#### Belge Alıntısı
+--
ÇOCUKLARI KİTAPLARDAN DA UZAK TUTUN!

Öznur Çolakoğlu Cam

SON GÜNLERDE çocuk kitaplarında tuhaf, korkunç ve akıl almaz metinlere rastlamak hiçte zor değil. Yaklaşık 9 yıl önce tam da bu konu hakkında yazımızın başlığıyla müsemma bir yazı kaleme almıştım. Çünkü o zamanlarda çocuk kitaplarında acayip metinlere ve görsellere rastlamak mümkündü. Yaklaşık 9 yıl öncede benzer korkunçlukta kitaplar vardı. Yaşadıklarımı okuyunca hak vereceksiniz.

Okulların kapanmasına sadece bir kaç hafta kala, Haziran aynın en sıcak günlerinden biri. Hem şehirden uzaklaşmak, hem de güzel bir hafta sonu geçirmek üzere ablam, yeğenim, eşim ve ben ailemin yanına, bir sayfiye bölgesine kaçıyoruz birkaç günlüğüne.
+--
#### Listelenen Öğeler

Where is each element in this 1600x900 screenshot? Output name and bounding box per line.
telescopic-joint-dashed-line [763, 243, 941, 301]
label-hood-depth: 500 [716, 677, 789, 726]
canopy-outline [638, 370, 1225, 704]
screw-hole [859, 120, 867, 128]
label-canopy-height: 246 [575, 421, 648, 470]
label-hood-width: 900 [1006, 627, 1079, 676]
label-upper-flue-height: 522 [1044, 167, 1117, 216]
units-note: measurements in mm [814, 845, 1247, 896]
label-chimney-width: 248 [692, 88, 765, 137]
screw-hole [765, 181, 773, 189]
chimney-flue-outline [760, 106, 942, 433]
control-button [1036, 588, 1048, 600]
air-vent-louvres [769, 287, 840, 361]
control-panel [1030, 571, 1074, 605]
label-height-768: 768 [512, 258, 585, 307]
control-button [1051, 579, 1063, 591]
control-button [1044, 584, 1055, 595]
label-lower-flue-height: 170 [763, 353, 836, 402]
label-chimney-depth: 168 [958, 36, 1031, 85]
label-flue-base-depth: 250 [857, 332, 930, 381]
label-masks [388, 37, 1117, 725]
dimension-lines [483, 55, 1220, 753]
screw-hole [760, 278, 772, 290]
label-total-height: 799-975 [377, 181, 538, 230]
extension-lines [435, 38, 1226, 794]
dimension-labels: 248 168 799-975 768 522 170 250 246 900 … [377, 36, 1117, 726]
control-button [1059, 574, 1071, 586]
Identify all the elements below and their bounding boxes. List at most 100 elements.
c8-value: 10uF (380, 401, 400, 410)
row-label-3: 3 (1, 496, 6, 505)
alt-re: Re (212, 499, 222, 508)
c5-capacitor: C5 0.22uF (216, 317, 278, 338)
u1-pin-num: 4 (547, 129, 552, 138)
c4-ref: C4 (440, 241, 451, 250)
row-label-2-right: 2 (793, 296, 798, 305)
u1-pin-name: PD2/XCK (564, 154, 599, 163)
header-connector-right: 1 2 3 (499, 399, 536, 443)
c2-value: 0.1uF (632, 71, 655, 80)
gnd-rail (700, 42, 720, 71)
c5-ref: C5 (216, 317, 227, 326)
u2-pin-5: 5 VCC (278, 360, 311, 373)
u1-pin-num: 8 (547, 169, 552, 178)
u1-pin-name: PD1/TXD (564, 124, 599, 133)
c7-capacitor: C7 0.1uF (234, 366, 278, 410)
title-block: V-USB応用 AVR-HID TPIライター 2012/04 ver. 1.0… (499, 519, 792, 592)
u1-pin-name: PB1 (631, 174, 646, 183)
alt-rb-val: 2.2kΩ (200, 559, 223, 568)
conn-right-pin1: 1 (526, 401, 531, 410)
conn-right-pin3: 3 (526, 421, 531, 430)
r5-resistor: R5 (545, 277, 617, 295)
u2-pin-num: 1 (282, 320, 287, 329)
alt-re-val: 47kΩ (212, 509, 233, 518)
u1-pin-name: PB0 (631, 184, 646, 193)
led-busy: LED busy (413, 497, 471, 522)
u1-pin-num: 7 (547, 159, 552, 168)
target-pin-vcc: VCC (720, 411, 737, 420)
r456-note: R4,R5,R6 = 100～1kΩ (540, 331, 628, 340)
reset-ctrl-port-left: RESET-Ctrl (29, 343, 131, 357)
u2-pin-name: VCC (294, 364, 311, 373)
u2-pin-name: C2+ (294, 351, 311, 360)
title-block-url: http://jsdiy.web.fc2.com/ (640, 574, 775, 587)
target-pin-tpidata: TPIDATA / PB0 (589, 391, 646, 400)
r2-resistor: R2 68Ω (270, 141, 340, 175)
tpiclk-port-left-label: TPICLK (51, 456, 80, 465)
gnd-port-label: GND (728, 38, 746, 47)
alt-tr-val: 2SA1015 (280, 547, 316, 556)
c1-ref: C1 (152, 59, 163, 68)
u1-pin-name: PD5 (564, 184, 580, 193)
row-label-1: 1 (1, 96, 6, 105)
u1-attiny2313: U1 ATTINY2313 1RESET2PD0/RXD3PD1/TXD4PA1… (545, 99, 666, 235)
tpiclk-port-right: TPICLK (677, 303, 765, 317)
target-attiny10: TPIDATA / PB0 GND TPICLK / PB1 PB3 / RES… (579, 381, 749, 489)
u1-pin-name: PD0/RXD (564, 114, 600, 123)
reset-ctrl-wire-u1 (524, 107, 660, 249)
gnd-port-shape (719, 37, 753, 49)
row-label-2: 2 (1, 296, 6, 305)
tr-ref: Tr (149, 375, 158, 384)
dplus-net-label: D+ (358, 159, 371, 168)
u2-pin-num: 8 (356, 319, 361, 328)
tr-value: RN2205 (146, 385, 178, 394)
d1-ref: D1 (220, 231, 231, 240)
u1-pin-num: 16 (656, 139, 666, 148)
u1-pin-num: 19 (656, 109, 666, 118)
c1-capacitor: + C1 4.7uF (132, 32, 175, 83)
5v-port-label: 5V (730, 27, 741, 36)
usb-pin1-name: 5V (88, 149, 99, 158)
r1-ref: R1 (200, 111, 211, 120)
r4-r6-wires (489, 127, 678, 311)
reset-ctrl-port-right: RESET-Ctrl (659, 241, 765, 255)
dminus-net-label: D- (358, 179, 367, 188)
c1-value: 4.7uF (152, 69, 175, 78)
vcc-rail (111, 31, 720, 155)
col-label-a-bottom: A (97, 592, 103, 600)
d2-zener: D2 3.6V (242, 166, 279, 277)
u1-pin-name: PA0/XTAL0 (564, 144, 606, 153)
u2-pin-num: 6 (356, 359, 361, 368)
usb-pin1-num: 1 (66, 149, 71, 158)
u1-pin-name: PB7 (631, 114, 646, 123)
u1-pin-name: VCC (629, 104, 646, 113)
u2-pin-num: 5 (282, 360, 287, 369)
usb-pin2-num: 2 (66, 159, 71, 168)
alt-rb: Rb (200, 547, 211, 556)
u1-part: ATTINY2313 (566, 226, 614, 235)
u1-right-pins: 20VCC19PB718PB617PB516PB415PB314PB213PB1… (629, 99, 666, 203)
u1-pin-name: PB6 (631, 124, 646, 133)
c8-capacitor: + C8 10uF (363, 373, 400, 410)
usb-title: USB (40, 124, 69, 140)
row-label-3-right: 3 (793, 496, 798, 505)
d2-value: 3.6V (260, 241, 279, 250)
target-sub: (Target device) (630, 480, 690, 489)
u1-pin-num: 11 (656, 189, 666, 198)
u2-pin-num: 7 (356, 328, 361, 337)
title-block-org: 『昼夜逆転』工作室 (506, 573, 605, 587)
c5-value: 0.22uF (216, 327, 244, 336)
+--
#### Yapılacaklar
**A.** Çocuk kitapları yazısında "Öznur Çolakoğlu Cam" ifadesinden "okuyunca hak vereceksiniz." ifadesine kadar uzanan bölümü aynen tekrarlayın.
**B.** Lütfen çocuk kitapları yazısındaki "Çünkü o zamanlarda çocuk kitaplarında acayip metinlere ve görsellere rastlamak mümkündü." cümlesini İngilizceye çevirin.
**C.** Çocuk kitapları yazısını son cümlesinden sonra sürdürün.

#### Cevap Listesi
**A.**
Öznur Çolakoğlu Cam

SON GÜNLERDE çocuk kitaplarında tuhaf, korkunç ve akıl almaz metinlere rastlamak hiçte zor değil. Yaklaşık 9 yıl önce tam da bu konu hakkında yazımızın başlığıyla müsemma bir yazı kaleme almıştım. Çünkü o zamanlarda çocuk kitaplarında acayip metinlere ve görsellere rastlamak mümkündü. Yaklaşık 9 yıl öncede benzer korkunçlukta kitaplar vardı. Yaşadıklarımı okuyunca hak vereceksiniz.

**B.** Because back then it was possible to come across strange texts and images in children's books.

**C.**
vakit güneşin en tepede olduğu ve yer yüzüne ışınlarını dik açılarla gönderdiği vakit. Yaz günlerinin bayıltan sıcaklarından müzdarip herkes evin bir odasını mesken edinmiş kendine. Babam bizim ufaklığı öğle uykusuna yatırmış ve uyumaya ikna etmiş, kendi de uyumuş onunla birlikte, annem balkonda el işi ile hemhal bende sessizce evi kolaçan ediyorum. Başka bir oda da ablamı kitap okurken buluyorum. İki sohbet etmek üzere en müsait olarak onu gözüme kestiriyorum.

"Oo entel insan bu sıcakta kitapta okurmuş.." diyerek lafa giriyorum.

"NE o elinde okuduğun?" derken ablamın yüzündeki gergin yüz hatları neşemi kaçırmakla kalmıyor, sonradan herkesin inanmakta güçlük çekeceği dehşet bir gerçekle yüz yüze getiriyor bizi. Ablam elindeki çocuk kitabını gösteriyor, hayli gergin ve üzgün ve ekliyor..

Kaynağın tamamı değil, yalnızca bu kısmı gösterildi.